### Material for this task ###
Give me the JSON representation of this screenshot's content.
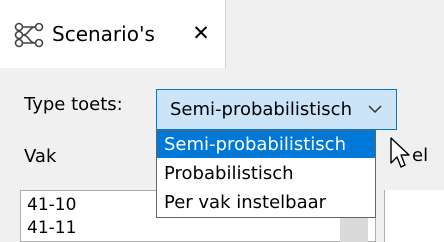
{
  "tab": {
    "icon": "scenarios-icon",
    "label": "Scenario's",
    "close_label": "✕"
  },
  "form": {
    "type_label": "Type toets:",
    "select_value": "Semi-probabilistisch",
    "vak_label": "Vak",
    "right_label": "el"
  },
  "dropdown": {
    "options": [
      "Semi-probabilistisch",
      "Probabilistisch",
      "Per vak instelbaar"
    ],
    "selected_index": 0
  },
  "list": {
    "items": [
      "41-10",
      "41-11"
    ]
  },
  "colors": {
    "accent": "#0078d7",
    "select_bg": "#cce4f7",
    "panel_bg": "#f0f0f0"
  }
}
###
## Problem requirements:
All the records need to be repeated exactly, with the images dropped.

## Task response:
Give me the JSON representation of this screenshot's content.
{
  "tab": {
    "icon": "scenarios-icon",
    "label": "Scenario's",
    "close_label": "✕"
  },
  "form": {
    "type_label": "Type toets:",
    "select_value": "Semi-probabilistisch",
    "vak_label": "Vak",
    "right_label": "el"
  },
  "dropdown": {
    "options": [
      "Semi-probabilistisch",
      "Probabilistisch",
      "Per vak instelbaar"
    ],
    "selected_index": 0
  },
  "list": {
    "items": [
      "41-10",
      "41-11"
    ]
  },
  "colors": {
    "accent": "#0078d7",
    "select_bg": "#cce4f7",
    "panel_bg": "#f0f0f0"
  }
}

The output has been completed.